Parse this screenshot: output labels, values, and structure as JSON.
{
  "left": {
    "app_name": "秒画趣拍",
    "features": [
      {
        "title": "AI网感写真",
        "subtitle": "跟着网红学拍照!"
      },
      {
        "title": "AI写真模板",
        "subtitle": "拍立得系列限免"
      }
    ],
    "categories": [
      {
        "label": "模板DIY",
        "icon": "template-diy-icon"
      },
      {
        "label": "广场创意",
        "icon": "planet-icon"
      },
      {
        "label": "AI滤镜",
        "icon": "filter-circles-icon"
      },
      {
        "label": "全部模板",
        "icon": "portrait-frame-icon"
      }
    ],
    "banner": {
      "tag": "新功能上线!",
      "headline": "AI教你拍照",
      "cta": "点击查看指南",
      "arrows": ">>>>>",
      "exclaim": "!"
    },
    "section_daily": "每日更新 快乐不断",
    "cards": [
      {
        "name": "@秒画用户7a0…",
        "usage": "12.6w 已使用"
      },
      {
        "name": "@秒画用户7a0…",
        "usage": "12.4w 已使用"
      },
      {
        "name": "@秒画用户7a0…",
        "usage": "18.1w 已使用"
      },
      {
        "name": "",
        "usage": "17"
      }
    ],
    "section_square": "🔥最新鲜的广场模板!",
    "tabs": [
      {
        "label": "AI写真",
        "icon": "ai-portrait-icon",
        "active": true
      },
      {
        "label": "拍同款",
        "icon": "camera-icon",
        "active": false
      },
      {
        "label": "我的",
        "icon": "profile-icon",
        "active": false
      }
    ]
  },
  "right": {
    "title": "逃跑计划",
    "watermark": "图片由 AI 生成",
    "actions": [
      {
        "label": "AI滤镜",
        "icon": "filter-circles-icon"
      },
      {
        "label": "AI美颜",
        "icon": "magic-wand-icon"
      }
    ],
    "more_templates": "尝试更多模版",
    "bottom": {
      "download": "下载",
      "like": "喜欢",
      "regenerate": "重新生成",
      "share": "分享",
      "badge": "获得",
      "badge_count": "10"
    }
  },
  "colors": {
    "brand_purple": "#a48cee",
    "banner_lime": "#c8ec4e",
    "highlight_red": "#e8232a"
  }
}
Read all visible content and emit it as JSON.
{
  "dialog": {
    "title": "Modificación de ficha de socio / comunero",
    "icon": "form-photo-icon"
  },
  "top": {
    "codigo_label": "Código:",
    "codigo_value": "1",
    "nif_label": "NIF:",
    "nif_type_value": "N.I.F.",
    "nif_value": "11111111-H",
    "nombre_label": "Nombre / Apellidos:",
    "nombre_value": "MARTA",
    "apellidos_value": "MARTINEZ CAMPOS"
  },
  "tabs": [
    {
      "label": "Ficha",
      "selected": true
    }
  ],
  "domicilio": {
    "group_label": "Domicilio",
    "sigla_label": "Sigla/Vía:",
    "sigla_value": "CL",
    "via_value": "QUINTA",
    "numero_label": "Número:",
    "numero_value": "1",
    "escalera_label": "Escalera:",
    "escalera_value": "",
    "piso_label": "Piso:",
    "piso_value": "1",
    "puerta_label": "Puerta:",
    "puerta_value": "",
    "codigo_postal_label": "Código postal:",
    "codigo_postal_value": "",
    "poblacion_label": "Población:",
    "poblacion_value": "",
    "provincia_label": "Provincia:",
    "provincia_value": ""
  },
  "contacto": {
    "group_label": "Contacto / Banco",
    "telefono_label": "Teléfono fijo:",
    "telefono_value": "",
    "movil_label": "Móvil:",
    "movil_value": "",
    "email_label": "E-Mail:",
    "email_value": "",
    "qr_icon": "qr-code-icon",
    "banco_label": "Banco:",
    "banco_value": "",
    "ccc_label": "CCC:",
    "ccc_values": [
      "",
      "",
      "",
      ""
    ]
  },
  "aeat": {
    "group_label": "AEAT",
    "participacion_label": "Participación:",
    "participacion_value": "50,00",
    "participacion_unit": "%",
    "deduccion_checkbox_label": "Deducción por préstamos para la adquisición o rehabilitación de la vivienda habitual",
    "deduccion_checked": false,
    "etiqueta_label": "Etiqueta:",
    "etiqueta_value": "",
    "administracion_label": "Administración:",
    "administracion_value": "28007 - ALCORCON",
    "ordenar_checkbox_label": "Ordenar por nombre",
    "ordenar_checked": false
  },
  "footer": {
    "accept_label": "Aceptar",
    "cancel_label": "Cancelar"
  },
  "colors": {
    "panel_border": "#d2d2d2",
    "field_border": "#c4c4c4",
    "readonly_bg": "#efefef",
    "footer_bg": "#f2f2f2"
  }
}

--------------------------------------------------

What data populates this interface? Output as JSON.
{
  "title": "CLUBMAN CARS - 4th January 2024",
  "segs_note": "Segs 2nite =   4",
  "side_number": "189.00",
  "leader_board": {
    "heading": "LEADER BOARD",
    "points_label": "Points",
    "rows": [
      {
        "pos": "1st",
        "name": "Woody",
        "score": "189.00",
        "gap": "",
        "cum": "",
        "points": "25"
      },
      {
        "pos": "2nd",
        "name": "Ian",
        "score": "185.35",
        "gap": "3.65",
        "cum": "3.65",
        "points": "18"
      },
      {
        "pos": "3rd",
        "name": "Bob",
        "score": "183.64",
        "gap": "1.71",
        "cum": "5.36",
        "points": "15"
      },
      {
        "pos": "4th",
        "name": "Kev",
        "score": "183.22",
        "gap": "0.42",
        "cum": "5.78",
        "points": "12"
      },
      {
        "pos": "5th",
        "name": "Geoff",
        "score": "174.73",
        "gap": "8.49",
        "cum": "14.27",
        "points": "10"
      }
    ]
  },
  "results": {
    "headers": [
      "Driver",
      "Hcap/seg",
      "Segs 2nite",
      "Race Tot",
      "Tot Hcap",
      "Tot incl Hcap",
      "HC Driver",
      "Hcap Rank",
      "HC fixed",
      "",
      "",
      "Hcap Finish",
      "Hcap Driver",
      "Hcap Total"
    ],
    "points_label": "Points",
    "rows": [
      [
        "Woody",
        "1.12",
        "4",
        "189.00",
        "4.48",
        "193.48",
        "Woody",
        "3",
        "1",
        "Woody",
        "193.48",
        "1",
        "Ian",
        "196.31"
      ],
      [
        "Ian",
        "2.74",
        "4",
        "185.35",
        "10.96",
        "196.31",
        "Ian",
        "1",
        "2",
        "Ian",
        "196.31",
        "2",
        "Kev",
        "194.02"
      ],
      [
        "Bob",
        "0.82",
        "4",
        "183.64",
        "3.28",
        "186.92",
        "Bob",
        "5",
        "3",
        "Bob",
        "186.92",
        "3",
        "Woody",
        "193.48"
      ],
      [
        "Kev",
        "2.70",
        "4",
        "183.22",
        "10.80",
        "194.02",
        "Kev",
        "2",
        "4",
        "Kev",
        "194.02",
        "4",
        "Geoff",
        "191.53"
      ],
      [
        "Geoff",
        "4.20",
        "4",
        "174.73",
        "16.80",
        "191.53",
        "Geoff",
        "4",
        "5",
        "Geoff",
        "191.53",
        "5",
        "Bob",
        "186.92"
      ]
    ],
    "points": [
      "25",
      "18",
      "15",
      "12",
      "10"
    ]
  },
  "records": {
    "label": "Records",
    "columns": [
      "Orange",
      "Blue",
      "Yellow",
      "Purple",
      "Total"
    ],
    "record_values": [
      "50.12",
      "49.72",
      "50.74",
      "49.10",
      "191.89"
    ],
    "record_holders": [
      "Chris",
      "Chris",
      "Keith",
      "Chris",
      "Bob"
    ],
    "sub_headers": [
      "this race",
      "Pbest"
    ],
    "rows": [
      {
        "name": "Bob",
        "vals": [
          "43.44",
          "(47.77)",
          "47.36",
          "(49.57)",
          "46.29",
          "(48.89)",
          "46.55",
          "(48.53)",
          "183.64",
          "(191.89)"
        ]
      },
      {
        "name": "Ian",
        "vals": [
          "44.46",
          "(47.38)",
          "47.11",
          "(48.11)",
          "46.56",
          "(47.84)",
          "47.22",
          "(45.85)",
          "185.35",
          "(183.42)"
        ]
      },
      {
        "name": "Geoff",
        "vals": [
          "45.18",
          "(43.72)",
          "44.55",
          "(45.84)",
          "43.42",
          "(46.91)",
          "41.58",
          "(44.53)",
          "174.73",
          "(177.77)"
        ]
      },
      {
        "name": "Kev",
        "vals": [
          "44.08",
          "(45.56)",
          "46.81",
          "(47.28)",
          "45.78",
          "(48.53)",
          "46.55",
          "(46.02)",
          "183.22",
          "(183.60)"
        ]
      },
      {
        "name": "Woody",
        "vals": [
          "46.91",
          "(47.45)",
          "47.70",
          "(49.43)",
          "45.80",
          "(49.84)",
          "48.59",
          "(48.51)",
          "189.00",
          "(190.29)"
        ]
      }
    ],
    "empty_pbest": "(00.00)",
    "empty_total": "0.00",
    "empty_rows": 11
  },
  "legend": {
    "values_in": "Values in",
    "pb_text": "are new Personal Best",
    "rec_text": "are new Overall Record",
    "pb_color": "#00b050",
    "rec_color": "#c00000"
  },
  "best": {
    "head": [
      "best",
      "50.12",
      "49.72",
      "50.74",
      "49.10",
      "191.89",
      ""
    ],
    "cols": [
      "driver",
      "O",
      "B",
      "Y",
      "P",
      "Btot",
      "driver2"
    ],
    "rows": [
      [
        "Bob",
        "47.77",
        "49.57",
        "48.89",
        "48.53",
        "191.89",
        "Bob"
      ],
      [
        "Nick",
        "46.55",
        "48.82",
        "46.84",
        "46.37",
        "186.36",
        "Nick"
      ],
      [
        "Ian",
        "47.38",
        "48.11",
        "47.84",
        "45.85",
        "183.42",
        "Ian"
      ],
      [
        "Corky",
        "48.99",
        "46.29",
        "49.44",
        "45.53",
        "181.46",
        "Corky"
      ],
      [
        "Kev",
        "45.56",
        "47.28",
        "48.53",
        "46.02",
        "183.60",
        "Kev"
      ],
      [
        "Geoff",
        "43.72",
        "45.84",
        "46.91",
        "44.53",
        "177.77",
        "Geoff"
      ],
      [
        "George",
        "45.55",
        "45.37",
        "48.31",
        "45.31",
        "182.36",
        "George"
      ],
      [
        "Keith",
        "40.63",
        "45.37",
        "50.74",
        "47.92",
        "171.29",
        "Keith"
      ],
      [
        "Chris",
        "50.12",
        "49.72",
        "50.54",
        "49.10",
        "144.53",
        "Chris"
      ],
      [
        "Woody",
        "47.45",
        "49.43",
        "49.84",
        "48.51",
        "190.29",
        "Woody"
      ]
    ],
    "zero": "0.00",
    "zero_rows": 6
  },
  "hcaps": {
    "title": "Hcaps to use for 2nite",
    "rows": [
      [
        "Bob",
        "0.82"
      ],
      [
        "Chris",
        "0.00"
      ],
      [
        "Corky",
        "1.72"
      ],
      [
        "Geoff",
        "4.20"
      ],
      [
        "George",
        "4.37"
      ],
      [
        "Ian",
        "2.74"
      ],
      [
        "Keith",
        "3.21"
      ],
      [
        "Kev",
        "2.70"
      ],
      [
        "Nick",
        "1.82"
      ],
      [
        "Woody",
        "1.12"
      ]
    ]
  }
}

--------------------------------------------------

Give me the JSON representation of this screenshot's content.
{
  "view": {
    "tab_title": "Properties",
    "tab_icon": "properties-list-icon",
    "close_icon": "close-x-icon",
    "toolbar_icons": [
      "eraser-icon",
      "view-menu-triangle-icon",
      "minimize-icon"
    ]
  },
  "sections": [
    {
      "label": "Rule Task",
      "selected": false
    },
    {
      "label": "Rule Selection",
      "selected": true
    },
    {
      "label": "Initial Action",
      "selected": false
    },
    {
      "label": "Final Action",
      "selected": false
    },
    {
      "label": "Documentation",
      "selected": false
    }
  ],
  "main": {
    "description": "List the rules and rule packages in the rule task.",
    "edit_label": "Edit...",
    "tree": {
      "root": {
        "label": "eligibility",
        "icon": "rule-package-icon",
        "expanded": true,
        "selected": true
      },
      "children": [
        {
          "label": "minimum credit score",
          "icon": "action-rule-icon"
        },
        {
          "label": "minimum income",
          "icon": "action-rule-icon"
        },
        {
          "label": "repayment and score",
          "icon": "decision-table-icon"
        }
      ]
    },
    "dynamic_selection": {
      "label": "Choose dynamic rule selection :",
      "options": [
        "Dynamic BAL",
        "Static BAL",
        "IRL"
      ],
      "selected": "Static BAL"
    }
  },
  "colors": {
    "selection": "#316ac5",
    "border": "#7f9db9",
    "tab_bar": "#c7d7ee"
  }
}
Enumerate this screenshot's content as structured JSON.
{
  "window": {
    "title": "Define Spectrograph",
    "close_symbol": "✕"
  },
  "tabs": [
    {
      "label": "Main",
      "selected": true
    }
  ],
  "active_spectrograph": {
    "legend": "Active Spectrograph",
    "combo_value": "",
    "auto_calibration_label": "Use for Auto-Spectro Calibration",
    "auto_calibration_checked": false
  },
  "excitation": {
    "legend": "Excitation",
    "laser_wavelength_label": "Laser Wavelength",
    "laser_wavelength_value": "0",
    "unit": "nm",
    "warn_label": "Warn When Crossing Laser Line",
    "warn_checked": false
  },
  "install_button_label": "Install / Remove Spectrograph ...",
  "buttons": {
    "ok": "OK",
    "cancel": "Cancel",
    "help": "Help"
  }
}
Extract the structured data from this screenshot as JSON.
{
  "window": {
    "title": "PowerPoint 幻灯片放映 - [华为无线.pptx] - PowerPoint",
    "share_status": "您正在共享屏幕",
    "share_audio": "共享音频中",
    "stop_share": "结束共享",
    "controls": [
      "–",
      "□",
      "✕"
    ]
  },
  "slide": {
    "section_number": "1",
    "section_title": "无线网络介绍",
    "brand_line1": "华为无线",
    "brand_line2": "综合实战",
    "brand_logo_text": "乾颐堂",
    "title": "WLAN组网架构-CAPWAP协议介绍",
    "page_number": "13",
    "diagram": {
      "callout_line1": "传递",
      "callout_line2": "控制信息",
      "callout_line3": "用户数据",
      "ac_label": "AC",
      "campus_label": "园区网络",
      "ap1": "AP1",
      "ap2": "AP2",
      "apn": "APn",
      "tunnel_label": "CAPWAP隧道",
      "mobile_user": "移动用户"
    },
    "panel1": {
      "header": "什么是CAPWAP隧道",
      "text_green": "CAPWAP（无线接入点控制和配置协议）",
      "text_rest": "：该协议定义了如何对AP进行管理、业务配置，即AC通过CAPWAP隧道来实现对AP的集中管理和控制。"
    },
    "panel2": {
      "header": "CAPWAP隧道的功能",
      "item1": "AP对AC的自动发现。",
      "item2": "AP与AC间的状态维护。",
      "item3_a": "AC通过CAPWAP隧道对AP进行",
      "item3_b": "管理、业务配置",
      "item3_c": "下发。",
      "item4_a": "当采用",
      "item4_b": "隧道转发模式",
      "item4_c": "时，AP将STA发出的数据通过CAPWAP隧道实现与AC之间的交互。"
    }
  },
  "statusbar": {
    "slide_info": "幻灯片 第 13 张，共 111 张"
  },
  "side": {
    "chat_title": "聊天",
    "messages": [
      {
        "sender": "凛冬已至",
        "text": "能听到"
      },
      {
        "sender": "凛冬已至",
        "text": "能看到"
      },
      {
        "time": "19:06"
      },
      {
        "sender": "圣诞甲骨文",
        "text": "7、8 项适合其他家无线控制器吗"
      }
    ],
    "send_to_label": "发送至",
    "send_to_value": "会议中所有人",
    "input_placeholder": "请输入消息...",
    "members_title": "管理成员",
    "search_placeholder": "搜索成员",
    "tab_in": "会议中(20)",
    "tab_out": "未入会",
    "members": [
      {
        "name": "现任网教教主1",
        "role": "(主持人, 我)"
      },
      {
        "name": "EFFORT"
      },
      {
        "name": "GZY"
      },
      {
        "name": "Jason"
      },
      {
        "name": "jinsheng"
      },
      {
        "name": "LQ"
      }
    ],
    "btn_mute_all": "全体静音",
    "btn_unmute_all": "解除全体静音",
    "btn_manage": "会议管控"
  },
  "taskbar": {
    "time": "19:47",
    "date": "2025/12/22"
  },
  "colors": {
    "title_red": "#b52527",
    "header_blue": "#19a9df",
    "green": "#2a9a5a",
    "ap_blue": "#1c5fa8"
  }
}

--------------------------------------------------

What you need to do => What is the number of lines in the records that contain the word "this"? Answer with the number and nothing else.

Exercise output => 6